## Recorded data
____

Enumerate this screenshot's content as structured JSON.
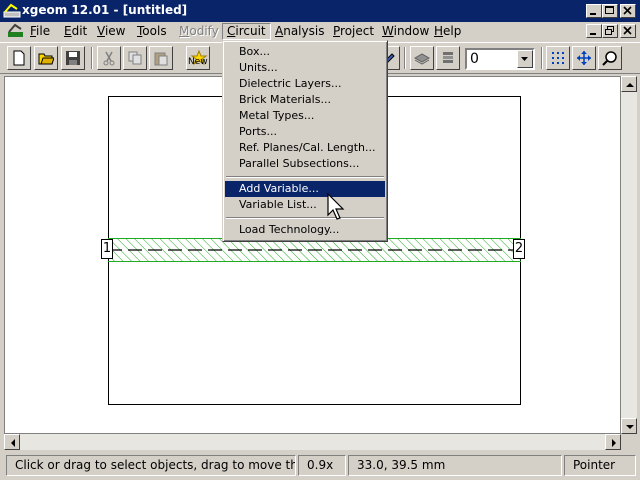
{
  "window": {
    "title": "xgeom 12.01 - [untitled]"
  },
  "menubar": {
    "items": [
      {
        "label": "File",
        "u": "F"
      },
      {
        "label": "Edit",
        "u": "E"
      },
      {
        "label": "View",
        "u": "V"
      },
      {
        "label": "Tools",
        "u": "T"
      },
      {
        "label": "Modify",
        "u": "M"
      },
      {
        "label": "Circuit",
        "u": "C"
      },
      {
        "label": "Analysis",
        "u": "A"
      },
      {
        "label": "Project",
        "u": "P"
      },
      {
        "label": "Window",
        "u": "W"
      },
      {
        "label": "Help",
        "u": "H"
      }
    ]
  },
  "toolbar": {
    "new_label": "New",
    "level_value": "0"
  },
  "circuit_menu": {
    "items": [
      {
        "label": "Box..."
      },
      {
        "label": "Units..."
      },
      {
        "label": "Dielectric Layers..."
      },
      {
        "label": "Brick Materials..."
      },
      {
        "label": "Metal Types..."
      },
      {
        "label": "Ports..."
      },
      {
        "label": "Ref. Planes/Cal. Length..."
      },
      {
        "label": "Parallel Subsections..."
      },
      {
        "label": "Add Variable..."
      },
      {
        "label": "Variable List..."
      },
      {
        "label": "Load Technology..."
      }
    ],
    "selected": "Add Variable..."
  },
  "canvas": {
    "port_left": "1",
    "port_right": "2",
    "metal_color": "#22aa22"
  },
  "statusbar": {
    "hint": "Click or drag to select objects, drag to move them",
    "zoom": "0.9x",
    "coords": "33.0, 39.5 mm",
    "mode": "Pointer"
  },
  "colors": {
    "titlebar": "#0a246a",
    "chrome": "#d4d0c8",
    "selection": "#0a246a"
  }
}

____

## Task prompt
Of the lines above, how many contain the word "Variable"? Provide the number and nothing else.

## Solution to this task
3